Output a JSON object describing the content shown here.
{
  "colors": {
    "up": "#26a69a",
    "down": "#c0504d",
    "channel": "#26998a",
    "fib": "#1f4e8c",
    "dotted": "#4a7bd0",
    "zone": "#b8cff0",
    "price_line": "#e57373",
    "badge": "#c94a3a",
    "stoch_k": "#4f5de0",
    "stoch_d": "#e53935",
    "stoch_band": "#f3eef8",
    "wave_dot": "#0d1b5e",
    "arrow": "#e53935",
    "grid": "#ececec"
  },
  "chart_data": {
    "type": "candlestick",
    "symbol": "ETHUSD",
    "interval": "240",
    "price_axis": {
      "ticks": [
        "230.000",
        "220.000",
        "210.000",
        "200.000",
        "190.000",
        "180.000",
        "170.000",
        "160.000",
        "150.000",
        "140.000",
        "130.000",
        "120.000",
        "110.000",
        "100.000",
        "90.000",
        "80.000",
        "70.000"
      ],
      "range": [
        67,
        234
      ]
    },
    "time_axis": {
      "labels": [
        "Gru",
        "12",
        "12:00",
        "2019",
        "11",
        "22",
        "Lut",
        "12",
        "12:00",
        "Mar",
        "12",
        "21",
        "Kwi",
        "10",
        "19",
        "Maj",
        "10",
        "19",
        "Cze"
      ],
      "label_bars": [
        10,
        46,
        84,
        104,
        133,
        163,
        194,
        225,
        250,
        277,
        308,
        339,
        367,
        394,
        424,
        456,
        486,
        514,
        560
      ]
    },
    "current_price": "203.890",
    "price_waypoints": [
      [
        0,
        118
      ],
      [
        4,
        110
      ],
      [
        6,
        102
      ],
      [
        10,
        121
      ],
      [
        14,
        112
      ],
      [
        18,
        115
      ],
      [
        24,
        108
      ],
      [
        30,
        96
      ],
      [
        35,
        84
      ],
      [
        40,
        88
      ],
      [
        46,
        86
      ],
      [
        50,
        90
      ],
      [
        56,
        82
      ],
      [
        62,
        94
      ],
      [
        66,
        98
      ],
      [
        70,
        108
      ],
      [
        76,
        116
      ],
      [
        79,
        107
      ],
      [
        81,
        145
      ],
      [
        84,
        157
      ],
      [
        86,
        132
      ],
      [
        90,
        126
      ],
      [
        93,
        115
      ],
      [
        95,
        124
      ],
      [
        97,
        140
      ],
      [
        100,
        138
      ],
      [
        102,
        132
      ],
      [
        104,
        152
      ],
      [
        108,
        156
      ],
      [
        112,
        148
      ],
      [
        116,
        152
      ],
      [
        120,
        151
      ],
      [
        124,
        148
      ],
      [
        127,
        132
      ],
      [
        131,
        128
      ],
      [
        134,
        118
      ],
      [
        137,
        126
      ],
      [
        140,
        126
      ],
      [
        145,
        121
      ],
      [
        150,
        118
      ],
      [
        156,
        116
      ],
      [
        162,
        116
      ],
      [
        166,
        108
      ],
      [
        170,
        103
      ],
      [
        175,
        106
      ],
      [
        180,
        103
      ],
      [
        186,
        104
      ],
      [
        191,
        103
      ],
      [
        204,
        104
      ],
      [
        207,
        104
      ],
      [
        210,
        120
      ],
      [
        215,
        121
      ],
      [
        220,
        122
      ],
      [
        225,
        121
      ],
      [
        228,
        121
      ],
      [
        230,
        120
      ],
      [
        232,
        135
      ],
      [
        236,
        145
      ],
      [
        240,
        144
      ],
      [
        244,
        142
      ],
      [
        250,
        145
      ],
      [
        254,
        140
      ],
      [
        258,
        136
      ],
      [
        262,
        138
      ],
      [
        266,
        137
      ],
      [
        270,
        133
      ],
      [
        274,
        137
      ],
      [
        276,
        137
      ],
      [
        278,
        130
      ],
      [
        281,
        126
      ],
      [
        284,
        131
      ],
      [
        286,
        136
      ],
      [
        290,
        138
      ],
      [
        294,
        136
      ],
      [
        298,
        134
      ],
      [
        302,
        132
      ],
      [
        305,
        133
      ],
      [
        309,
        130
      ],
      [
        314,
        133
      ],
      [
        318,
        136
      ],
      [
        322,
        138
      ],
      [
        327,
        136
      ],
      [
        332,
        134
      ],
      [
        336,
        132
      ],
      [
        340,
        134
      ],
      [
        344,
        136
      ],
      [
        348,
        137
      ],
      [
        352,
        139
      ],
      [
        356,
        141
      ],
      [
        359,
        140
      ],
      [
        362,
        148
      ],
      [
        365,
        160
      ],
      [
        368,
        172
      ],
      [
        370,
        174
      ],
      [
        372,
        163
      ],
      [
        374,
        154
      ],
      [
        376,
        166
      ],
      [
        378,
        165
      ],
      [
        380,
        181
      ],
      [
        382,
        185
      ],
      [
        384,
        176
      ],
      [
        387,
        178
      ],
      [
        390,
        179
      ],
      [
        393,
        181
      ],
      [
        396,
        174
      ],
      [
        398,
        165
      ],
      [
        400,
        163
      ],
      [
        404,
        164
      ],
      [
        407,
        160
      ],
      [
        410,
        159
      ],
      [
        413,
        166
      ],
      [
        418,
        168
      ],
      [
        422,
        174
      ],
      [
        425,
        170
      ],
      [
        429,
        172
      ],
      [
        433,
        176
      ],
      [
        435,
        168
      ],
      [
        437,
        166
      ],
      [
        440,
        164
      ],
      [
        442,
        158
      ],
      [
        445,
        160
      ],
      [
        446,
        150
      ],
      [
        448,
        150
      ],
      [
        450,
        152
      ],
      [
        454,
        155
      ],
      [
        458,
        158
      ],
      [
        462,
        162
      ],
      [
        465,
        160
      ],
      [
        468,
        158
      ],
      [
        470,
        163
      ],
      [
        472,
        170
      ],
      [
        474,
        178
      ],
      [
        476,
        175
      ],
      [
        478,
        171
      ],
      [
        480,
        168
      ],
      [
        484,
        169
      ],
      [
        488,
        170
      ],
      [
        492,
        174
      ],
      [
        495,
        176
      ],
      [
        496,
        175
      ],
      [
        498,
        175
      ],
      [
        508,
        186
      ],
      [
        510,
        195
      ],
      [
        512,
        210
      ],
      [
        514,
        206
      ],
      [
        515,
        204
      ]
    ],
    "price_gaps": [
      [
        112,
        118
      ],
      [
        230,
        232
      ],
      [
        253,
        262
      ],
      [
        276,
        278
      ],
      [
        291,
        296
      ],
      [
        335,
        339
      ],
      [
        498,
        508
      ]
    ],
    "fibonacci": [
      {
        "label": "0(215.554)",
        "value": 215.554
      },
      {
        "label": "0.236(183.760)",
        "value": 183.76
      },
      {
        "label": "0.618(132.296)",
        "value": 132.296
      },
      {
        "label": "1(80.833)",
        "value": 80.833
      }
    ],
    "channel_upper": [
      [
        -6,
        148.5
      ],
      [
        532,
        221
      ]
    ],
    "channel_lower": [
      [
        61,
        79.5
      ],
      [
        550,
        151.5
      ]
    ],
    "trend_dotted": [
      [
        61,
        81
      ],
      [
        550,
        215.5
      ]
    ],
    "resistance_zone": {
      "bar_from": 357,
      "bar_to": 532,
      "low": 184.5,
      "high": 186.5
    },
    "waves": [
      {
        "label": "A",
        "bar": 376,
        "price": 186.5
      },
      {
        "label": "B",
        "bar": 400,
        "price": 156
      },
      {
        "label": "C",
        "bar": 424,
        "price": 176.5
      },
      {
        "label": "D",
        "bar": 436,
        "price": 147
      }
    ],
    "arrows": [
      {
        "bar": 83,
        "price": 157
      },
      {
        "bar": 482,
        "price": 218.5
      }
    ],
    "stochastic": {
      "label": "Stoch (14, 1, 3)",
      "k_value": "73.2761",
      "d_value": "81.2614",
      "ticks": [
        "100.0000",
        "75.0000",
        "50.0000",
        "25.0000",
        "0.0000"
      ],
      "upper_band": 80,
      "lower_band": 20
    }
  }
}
◇ ◇ ◇ ◇ ◇
Produce an exact copy of all the records.

Output a JSON object describing the content shown here.
{
  "colors": {
    "up": "#26a69a",
    "down": "#c0504d",
    "channel": "#26998a",
    "fib": "#1f4e8c",
    "dotted": "#4a7bd0",
    "zone": "#b8cff0",
    "price_line": "#e57373",
    "badge": "#c94a3a",
    "stoch_k": "#4f5de0",
    "stoch_d": "#e53935",
    "stoch_band": "#f3eef8",
    "wave_dot": "#0d1b5e",
    "arrow": "#e53935",
    "grid": "#ececec"
  },
  "chart_data": {
    "type": "candlestick",
    "symbol": "ETHUSD",
    "interval": "240",
    "price_axis": {
      "ticks": [
        "230.000",
        "220.000",
        "210.000",
        "200.000",
        "190.000",
        "180.000",
        "170.000",
        "160.000",
        "150.000",
        "140.000",
        "130.000",
        "120.000",
        "110.000",
        "100.000",
        "90.000",
        "80.000",
        "70.000"
      ],
      "range": [
        67,
        234
      ]
    },
    "time_axis": {
      "labels": [
        "Gru",
        "12",
        "12:00",
        "2019",
        "11",
        "22",
        "Lut",
        "12",
        "12:00",
        "Mar",
        "12",
        "21",
        "Kwi",
        "10",
        "19",
        "Maj",
        "10",
        "19",
        "Cze"
      ],
      "label_bars": [
        10,
        46,
        84,
        104,
        133,
        163,
        194,
        225,
        250,
        277,
        308,
        339,
        367,
        394,
        424,
        456,
        486,
        514,
        560
      ]
    },
    "current_price": "203.890",
    "price_waypoints": [
      [
        0,
        118
      ],
      [
        4,
        110
      ],
      [
        6,
        102
      ],
      [
        10,
        121
      ],
      [
        14,
        112
      ],
      [
        18,
        115
      ],
      [
        24,
        108
      ],
      [
        30,
        96
      ],
      [
        35,
        84
      ],
      [
        40,
        88
      ],
      [
        46,
        86
      ],
      [
        50,
        90
      ],
      [
        56,
        82
      ],
      [
        62,
        94
      ],
      [
        66,
        98
      ],
      [
        70,
        108
      ],
      [
        76,
        116
      ],
      [
        79,
        107
      ],
      [
        81,
        145
      ],
      [
        84,
        157
      ],
      [
        86,
        132
      ],
      [
        90,
        126
      ],
      [
        93,
        115
      ],
      [
        95,
        124
      ],
      [
        97,
        140
      ],
      [
        100,
        138
      ],
      [
        102,
        132
      ],
      [
        104,
        152
      ],
      [
        108,
        156
      ],
      [
        112,
        148
      ],
      [
        116,
        152
      ],
      [
        120,
        151
      ],
      [
        124,
        148
      ],
      [
        127,
        132
      ],
      [
        131,
        128
      ],
      [
        134,
        118
      ],
      [
        137,
        126
      ],
      [
        140,
        126
      ],
      [
        145,
        121
      ],
      [
        150,
        118
      ],
      [
        156,
        116
      ],
      [
        162,
        116
      ],
      [
        166,
        108
      ],
      [
        170,
        103
      ],
      [
        175,
        106
      ],
      [
        180,
        103
      ],
      [
        186,
        104
      ],
      [
        191,
        103
      ],
      [
        204,
        104
      ],
      [
        207,
        104
      ],
      [
        210,
        120
      ],
      [
        215,
        121
      ],
      [
        220,
        122
      ],
      [
        225,
        121
      ],
      [
        228,
        121
      ],
      [
        230,
        120
      ],
      [
        232,
        135
      ],
      [
        236,
        145
      ],
      [
        240,
        144
      ],
      [
        244,
        142
      ],
      [
        250,
        145
      ],
      [
        254,
        140
      ],
      [
        258,
        136
      ],
      [
        262,
        138
      ],
      [
        266,
        137
      ],
      [
        270,
        133
      ],
      [
        274,
        137
      ],
      [
        276,
        137
      ],
      [
        278,
        130
      ],
      [
        281,
        126
      ],
      [
        284,
        131
      ],
      [
        286,
        136
      ],
      [
        290,
        138
      ],
      [
        294,
        136
      ],
      [
        298,
        134
      ],
      [
        302,
        132
      ],
      [
        305,
        133
      ],
      [
        309,
        130
      ],
      [
        314,
        133
      ],
      [
        318,
        136
      ],
      [
        322,
        138
      ],
      [
        327,
        136
      ],
      [
        332,
        134
      ],
      [
        336,
        132
      ],
      [
        340,
        134
      ],
      [
        344,
        136
      ],
      [
        348,
        137
      ],
      [
        352,
        139
      ],
      [
        356,
        141
      ],
      [
        359,
        140
      ],
      [
        362,
        148
      ],
      [
        365,
        160
      ],
      [
        368,
        172
      ],
      [
        370,
        174
      ],
      [
        372,
        163
      ],
      [
        374,
        154
      ],
      [
        376,
        166
      ],
      [
        378,
        165
      ],
      [
        380,
        181
      ],
      [
        382,
        185
      ],
      [
        384,
        176
      ],
      [
        387,
        178
      ],
      [
        390,
        179
      ],
      [
        393,
        181
      ],
      [
        396,
        174
      ],
      [
        398,
        165
      ],
      [
        400,
        163
      ],
      [
        404,
        164
      ],
      [
        407,
        160
      ],
      [
        410,
        159
      ],
      [
        413,
        166
      ],
      [
        418,
        168
      ],
      [
        422,
        174
      ],
      [
        425,
        170
      ],
      [
        429,
        172
      ],
      [
        433,
        176
      ],
      [
        435,
        168
      ],
      [
        437,
        166
      ],
      [
        440,
        164
      ],
      [
        442,
        158
      ],
      [
        445,
        160
      ],
      [
        446,
        150
      ],
      [
        448,
        150
      ],
      [
        450,
        152
      ],
      [
        454,
        155
      ],
      [
        458,
        158
      ],
      [
        462,
        162
      ],
      [
        465,
        160
      ],
      [
        468,
        158
      ],
      [
        470,
        163
      ],
      [
        472,
        170
      ],
      [
        474,
        178
      ],
      [
        476,
        175
      ],
      [
        478,
        171
      ],
      [
        480,
        168
      ],
      [
        484,
        169
      ],
      [
        488,
        170
      ],
      [
        492,
        174
      ],
      [
        495,
        176
      ],
      [
        496,
        175
      ],
      [
        498,
        175
      ],
      [
        508,
        186
      ],
      [
        510,
        195
      ],
      [
        512,
        210
      ],
      [
        514,
        206
      ],
      [
        515,
        204
      ]
    ],
    "price_gaps": [
      [
        112,
        118
      ],
      [
        230,
        232
      ],
      [
        253,
        262
      ],
      [
        276,
        278
      ],
      [
        291,
        296
      ],
      [
        335,
        339
      ],
      [
        498,
        508
      ]
    ],
    "fibonacci": [
      {
        "label": "0(215.554)",
        "value": 215.554
      },
      {
        "label": "0.236(183.760)",
        "value": 183.76
      },
      {
        "label": "0.618(132.296)",
        "value": 132.296
      },
      {
        "label": "1(80.833)",
        "value": 80.833
      }
    ],
    "channel_upper": [
      [
        -6,
        148.5
      ],
      [
        532,
        221
      ]
    ],
    "channel_lower": [
      [
        61,
        79.5
      ],
      [
        550,
        151.5
      ]
    ],
    "trend_dotted": [
      [
        61,
        81
      ],
      [
        550,
        215.5
      ]
    ],
    "resistance_zone": {
      "bar_from": 357,
      "bar_to": 532,
      "low": 184.5,
      "high": 186.5
    },
    "waves": [
      {
        "label": "A",
        "bar": 376,
        "price": 186.5
      },
      {
        "label": "B",
        "bar": 400,
        "price": 156
      },
      {
        "label": "C",
        "bar": 424,
        "price": 176.5
      },
      {
        "label": "D",
        "bar": 436,
        "price": 147
      }
    ],
    "arrows": [
      {
        "bar": 83,
        "price": 157
      },
      {
        "bar": 482,
        "price": 218.5
      }
    ],
    "stochastic": {
      "label": "Stoch (14, 1, 3)",
      "k_value": "73.2761",
      "d_value": "81.2614",
      "ticks": [
        "100.0000",
        "75.0000",
        "50.0000",
        "25.0000",
        "0.0000"
      ],
      "upper_band": 80,
      "lower_band": 20
    }
  }
}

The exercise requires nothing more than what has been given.